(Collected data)
============================================================

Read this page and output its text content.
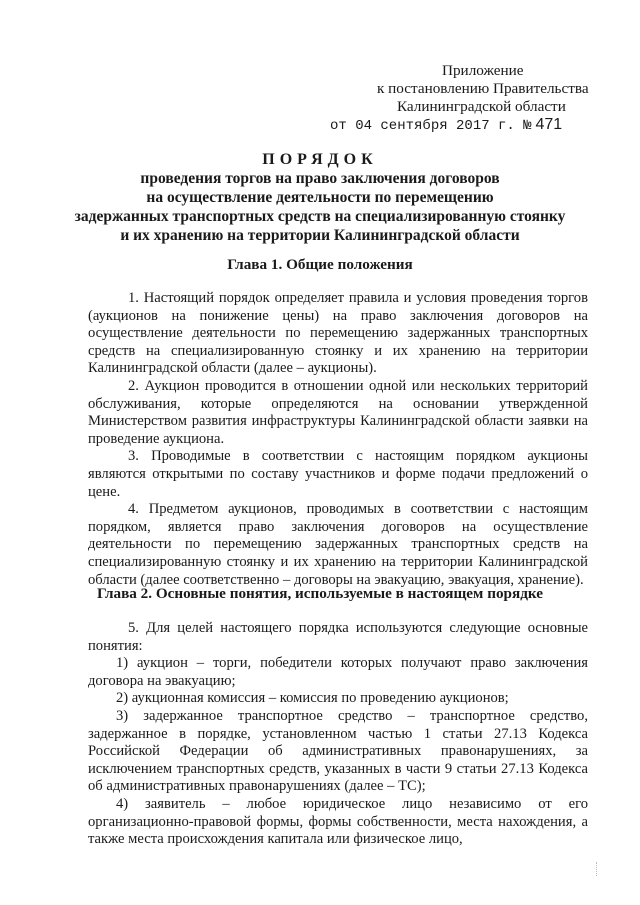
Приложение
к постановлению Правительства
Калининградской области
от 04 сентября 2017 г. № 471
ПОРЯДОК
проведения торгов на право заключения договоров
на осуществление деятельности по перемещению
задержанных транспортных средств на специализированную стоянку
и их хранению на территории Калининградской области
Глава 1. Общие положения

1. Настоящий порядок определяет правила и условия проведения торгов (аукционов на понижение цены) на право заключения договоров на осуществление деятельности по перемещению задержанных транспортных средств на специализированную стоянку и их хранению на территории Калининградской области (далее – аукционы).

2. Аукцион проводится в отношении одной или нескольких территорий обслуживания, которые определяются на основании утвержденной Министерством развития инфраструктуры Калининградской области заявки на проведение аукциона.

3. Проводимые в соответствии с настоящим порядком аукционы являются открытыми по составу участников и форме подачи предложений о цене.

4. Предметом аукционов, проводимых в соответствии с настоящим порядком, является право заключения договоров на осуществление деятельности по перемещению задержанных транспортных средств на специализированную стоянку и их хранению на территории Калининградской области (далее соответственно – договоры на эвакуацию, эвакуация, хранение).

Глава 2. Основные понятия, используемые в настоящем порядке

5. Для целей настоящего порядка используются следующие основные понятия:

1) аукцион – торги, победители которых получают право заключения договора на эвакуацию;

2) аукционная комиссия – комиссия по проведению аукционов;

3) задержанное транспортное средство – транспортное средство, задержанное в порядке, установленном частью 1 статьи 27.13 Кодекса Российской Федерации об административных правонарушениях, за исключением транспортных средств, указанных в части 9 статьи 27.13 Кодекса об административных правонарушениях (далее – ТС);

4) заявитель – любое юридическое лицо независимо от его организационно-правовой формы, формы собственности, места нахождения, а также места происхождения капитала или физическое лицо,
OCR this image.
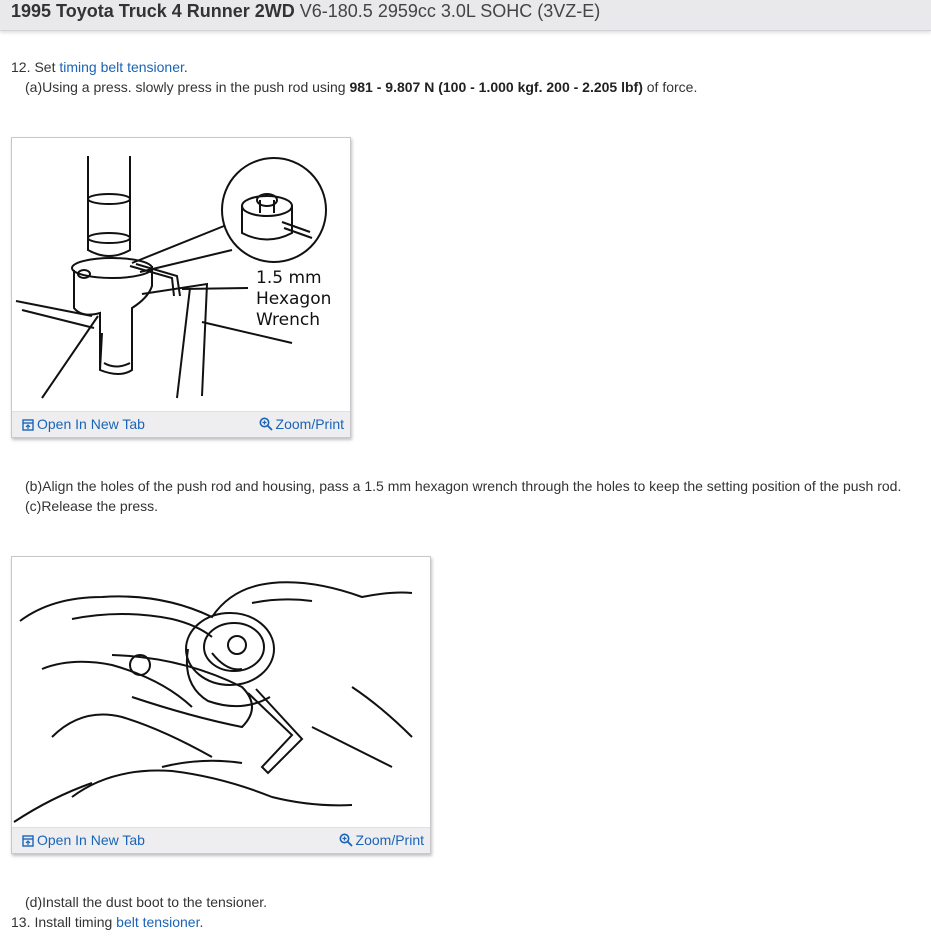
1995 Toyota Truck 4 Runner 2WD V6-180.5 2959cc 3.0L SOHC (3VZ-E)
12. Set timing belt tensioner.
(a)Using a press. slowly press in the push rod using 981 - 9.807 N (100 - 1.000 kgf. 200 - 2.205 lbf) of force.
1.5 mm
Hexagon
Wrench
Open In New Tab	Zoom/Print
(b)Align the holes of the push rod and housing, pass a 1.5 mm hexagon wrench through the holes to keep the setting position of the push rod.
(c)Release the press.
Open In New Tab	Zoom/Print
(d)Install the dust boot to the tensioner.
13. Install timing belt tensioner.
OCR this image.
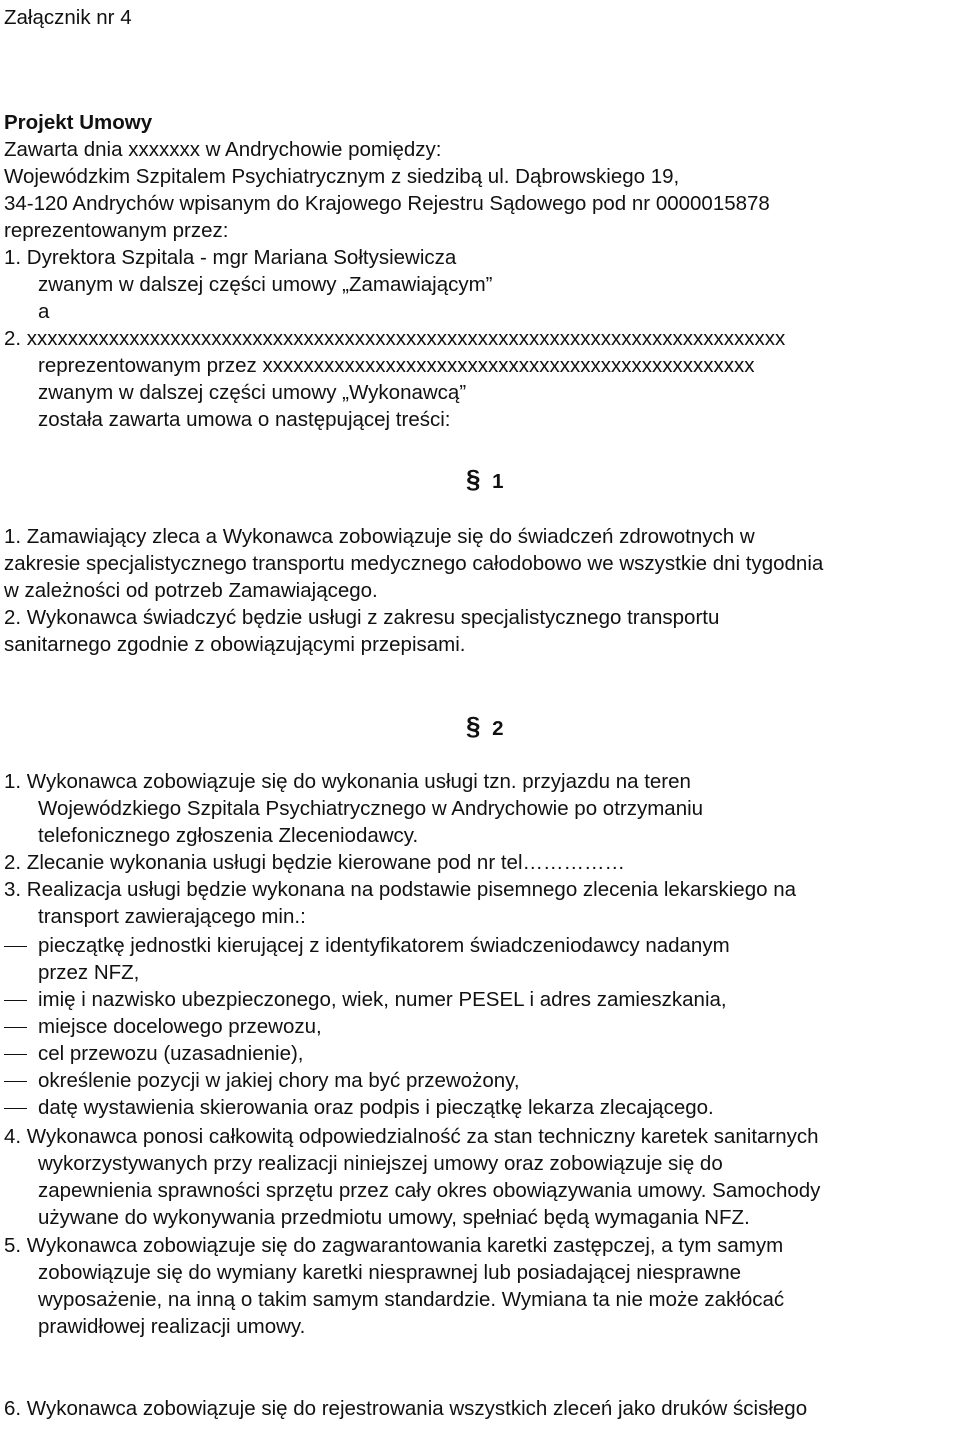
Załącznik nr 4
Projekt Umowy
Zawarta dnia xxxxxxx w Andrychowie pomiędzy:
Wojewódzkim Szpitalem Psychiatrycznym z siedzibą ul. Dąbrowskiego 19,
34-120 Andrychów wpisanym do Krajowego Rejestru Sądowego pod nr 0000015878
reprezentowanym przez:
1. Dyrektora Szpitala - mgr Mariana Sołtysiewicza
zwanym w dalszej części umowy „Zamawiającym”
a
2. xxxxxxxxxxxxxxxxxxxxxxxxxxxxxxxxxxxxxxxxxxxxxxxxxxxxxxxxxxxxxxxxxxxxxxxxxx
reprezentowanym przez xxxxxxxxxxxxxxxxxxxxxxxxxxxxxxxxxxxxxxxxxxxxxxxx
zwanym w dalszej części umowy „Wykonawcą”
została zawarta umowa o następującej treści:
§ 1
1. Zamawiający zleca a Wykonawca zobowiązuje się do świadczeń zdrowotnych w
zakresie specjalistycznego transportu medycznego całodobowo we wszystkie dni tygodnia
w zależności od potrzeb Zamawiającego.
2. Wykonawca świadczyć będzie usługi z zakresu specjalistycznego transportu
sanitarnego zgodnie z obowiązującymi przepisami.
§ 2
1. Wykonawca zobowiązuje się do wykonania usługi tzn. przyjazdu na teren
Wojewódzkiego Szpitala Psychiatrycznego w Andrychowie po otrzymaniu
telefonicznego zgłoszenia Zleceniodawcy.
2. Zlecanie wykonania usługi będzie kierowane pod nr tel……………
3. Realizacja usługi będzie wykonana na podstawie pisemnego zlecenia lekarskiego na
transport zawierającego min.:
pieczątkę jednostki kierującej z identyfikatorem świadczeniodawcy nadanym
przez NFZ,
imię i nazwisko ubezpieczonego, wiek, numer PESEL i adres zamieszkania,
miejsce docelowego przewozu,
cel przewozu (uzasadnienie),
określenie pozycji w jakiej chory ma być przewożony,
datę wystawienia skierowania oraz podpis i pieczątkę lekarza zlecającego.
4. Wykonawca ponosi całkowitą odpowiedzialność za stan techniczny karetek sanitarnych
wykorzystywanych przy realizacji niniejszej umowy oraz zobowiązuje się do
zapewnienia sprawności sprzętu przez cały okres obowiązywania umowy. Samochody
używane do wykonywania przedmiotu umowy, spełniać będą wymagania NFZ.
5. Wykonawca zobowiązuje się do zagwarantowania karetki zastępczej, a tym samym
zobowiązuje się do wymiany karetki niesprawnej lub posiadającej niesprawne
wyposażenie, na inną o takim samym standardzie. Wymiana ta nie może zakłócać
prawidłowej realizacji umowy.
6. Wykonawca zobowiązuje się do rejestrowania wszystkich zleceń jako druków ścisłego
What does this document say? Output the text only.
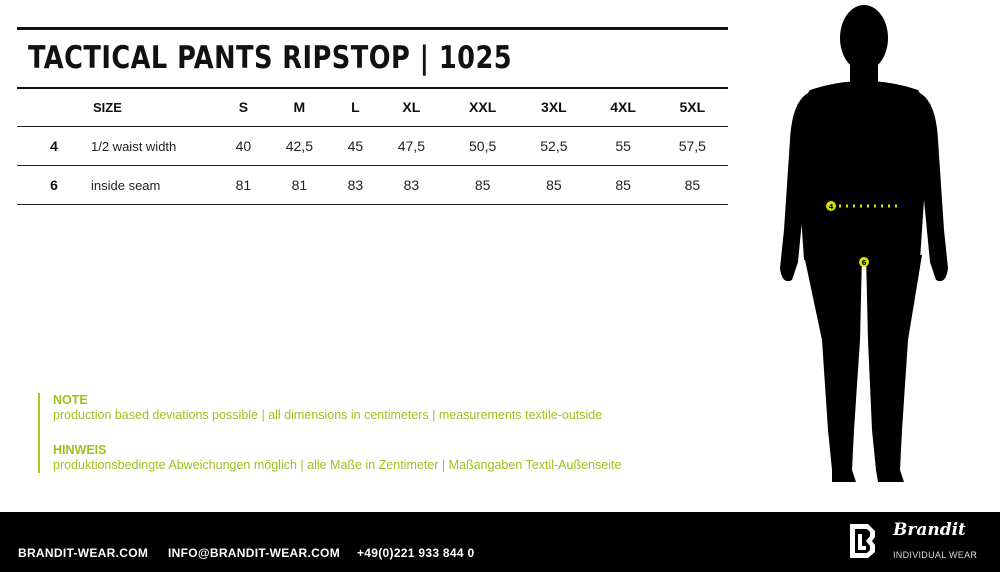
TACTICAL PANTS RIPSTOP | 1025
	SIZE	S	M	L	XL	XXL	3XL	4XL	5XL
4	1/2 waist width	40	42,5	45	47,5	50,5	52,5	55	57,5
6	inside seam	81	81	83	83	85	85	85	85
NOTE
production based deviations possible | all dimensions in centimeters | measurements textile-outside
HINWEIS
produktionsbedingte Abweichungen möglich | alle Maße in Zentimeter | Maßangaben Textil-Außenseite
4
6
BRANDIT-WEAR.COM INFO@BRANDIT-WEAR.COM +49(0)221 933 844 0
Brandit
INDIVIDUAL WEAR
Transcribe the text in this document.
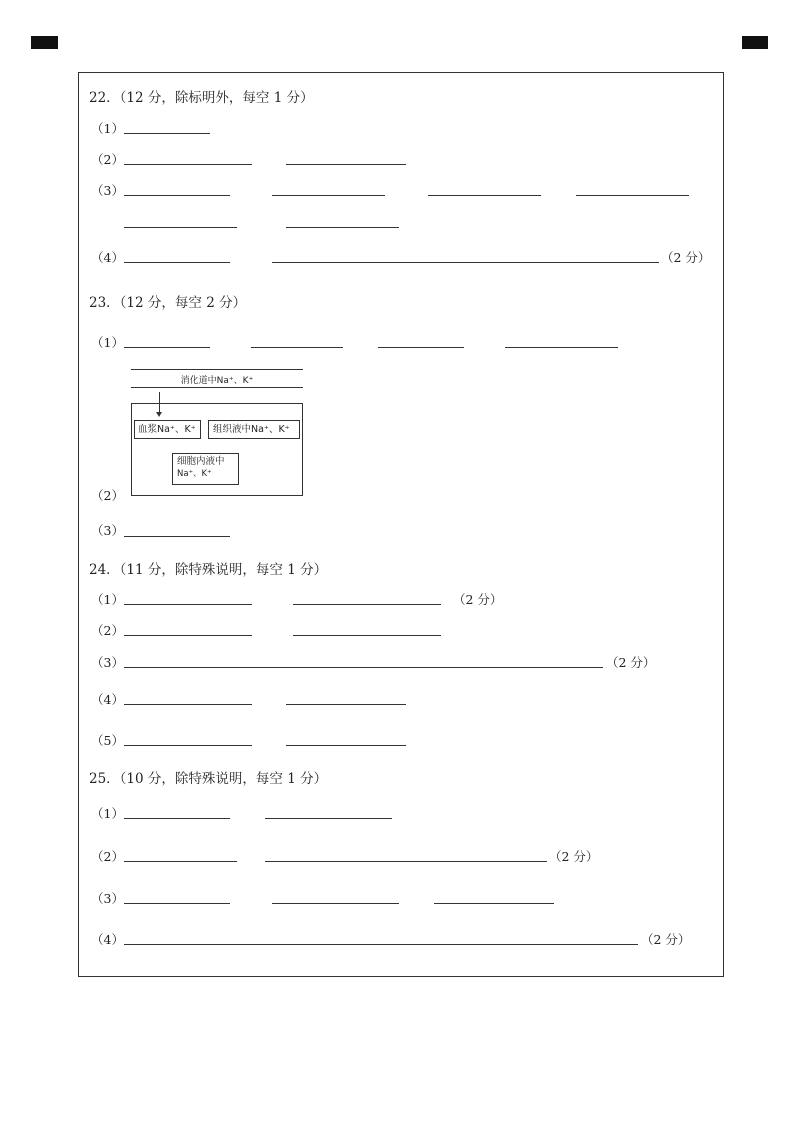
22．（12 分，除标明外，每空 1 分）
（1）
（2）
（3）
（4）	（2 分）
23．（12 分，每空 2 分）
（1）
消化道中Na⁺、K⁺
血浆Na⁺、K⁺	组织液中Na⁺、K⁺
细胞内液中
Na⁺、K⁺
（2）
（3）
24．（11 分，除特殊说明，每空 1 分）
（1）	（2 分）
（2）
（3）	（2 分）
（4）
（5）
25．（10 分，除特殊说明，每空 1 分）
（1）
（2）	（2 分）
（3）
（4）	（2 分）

============================================================

-- Instruction --
Set down the line containing "Transcribe the text in this document.", then every later line through the end of the material, exactly as written; omit any picture.

-- Answer in full --
Transcribe the text in this document.
22．（12 分，除标明外，每空 1 分）
（1）
（2）
（3）
（4）	（2 分）
23．（12 分，每空 2 分）
（1）
消化道中Na⁺、K⁺
血浆Na⁺、K⁺	组织液中Na⁺、K⁺
细胞内液中
Na⁺、K⁺
（2）
（3）
24．（11 分，除特殊说明，每空 1 分）
（1）	（2 分）
（2）
（3）	（2 分）
（4）
（5）
25．（10 分，除特殊说明，每空 1 分）
（1）
（2）	（2 分）
（3）
（4）	（2 分）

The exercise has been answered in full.